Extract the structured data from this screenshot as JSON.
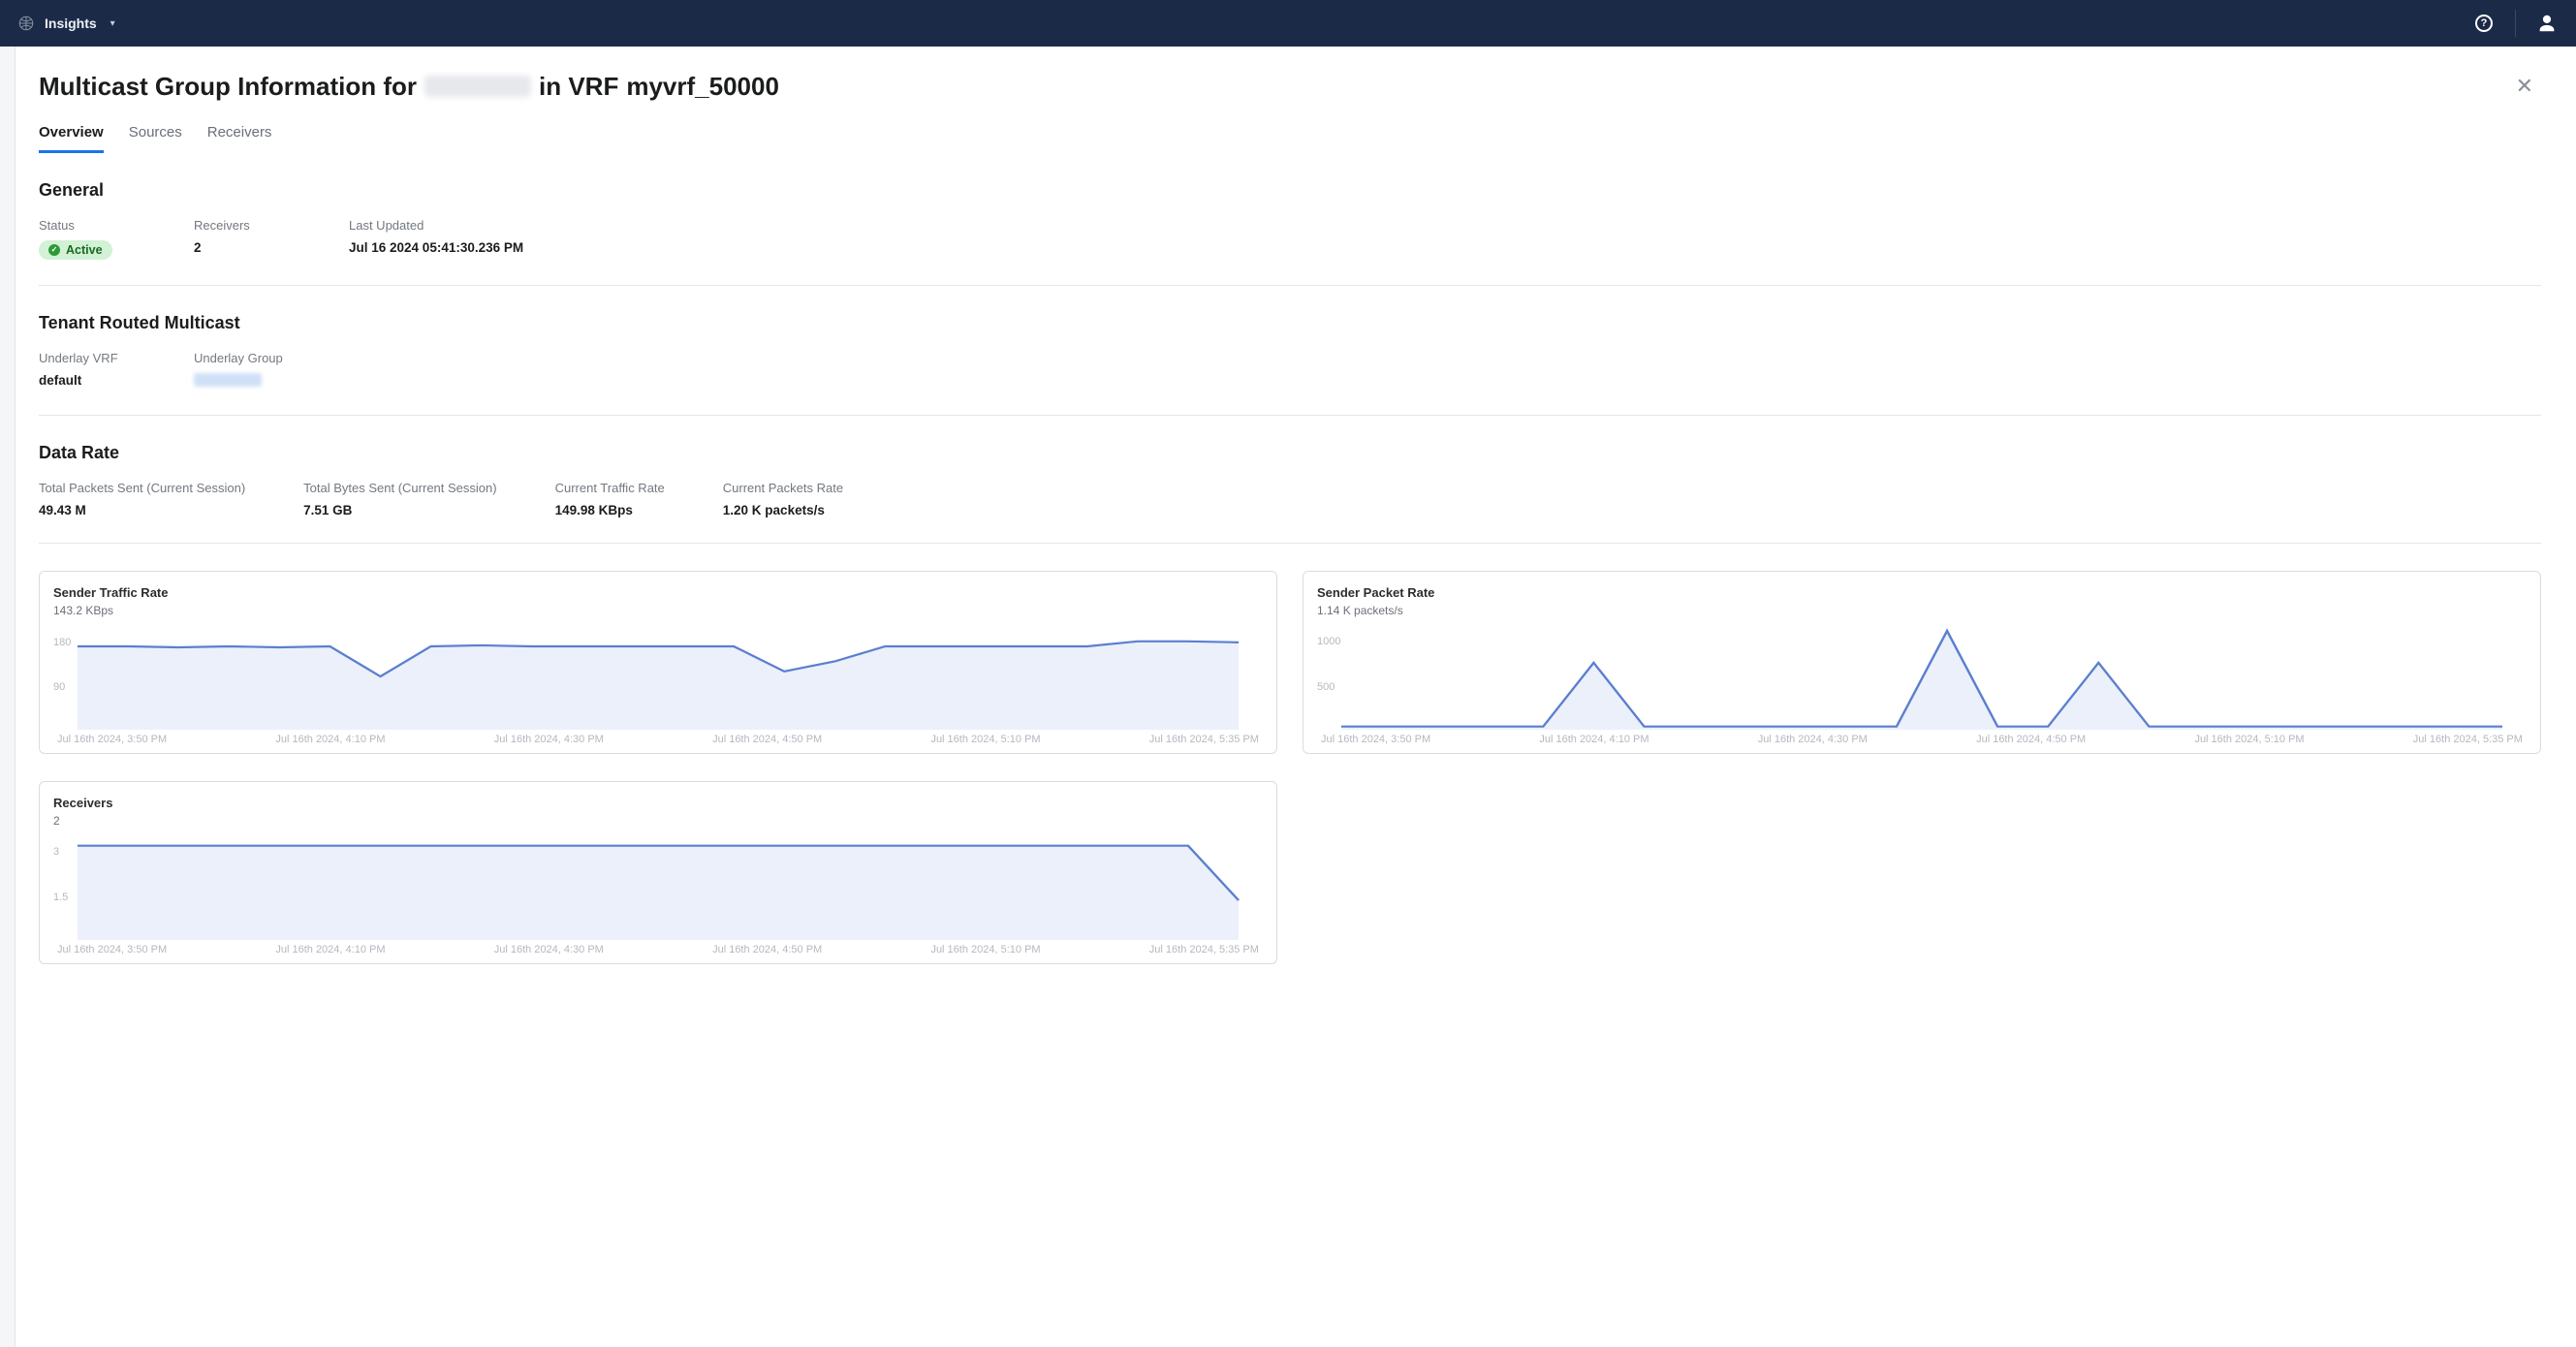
{
  "topbar": {
    "brand": "Insights"
  },
  "page_title": {
    "prefix": "Multicast Group Information for",
    "suffix_vrf_prefix": "in VRF",
    "vrf_name": "myvrf_50000"
  },
  "tabs": [
    {
      "label": "Overview",
      "active": true
    },
    {
      "label": "Sources",
      "active": false
    },
    {
      "label": "Receivers",
      "active": false
    }
  ],
  "sections": {
    "general": {
      "title": "General",
      "status_label": "Status",
      "status_value": "Active",
      "receivers_label": "Receivers",
      "receivers_value": "2",
      "last_updated_label": "Last Updated",
      "last_updated_value": "Jul 16 2024 05:41:30.236 PM"
    },
    "trm": {
      "title": "Tenant Routed Multicast",
      "underlay_vrf_label": "Underlay VRF",
      "underlay_vrf_value": "default",
      "underlay_group_label": "Underlay Group",
      "underlay_group_value": "[redacted]"
    },
    "data_rate": {
      "title": "Data Rate",
      "total_packets_label": "Total Packets Sent (Current Session)",
      "total_packets_value": "49.43 M",
      "total_bytes_label": "Total Bytes Sent (Current Session)",
      "total_bytes_value": "7.51 GB",
      "current_traffic_label": "Current Traffic Rate",
      "current_traffic_value": "149.98 KBps",
      "current_packets_label": "Current Packets Rate",
      "current_packets_value": "1.20 K packets/s"
    }
  },
  "chart_data": [
    {
      "type": "area",
      "title": "Sender Traffic Rate",
      "subtitle": "143.2 KBps",
      "categories": [
        "Jul 16th 2024, 3:50 PM",
        "Jul 16th 2024, 4:10 PM",
        "Jul 16th 2024, 4:30 PM",
        "Jul 16th 2024, 4:50 PM",
        "Jul 16th 2024, 5:10 PM",
        "Jul 16th 2024, 5:35 PM"
      ],
      "y_ticks": [
        90,
        180
      ],
      "ylim": [
        0,
        200
      ],
      "values": [
        160,
        160,
        158,
        160,
        158,
        160,
        100,
        160,
        162,
        160,
        160,
        160,
        160,
        160,
        110,
        130,
        160,
        160,
        160,
        160,
        160,
        170,
        170,
        168
      ]
    },
    {
      "type": "area",
      "title": "Sender Packet Rate",
      "subtitle": "1.14 K packets/s",
      "categories": [
        "Jul 16th 2024, 3:50 PM",
        "Jul 16th 2024, 4:10 PM",
        "Jul 16th 2024, 4:30 PM",
        "Jul 16th 2024, 4:50 PM",
        "Jul 16th 2024, 5:10 PM",
        "Jul 16th 2024, 5:35 PM"
      ],
      "y_ticks": [
        500,
        1000
      ],
      "ylim": [
        0,
        1100
      ],
      "values": [
        0,
        0,
        0,
        0,
        0,
        700,
        0,
        0,
        0,
        0,
        0,
        0,
        1050,
        0,
        0,
        700,
        0,
        0,
        0,
        0,
        0,
        0,
        0,
        0
      ]
    },
    {
      "type": "area",
      "title": "Receivers",
      "subtitle": "2",
      "categories": [
        "Jul 16th 2024, 3:50 PM",
        "Jul 16th 2024, 4:10 PM",
        "Jul 16th 2024, 4:30 PM",
        "Jul 16th 2024, 4:50 PM",
        "Jul 16th 2024, 5:10 PM",
        "Jul 16th 2024, 5:35 PM"
      ],
      "y_ticks": [
        1.5,
        3
      ],
      "ylim": [
        0,
        3.3
      ],
      "values": [
        3,
        3,
        3,
        3,
        3,
        3,
        3,
        3,
        3,
        3,
        3,
        3,
        3,
        3,
        3,
        3,
        3,
        3,
        3,
        3,
        3,
        3,
        3,
        1.2
      ]
    }
  ]
}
::::::
- **What to work on**
Find the lines with the string "subtitle" and reproduce them.

- **Output below**
      "subtitle": "143.2 KBps",
      "subtitle": "1.14 K packets/s",
      "subtitle": "2",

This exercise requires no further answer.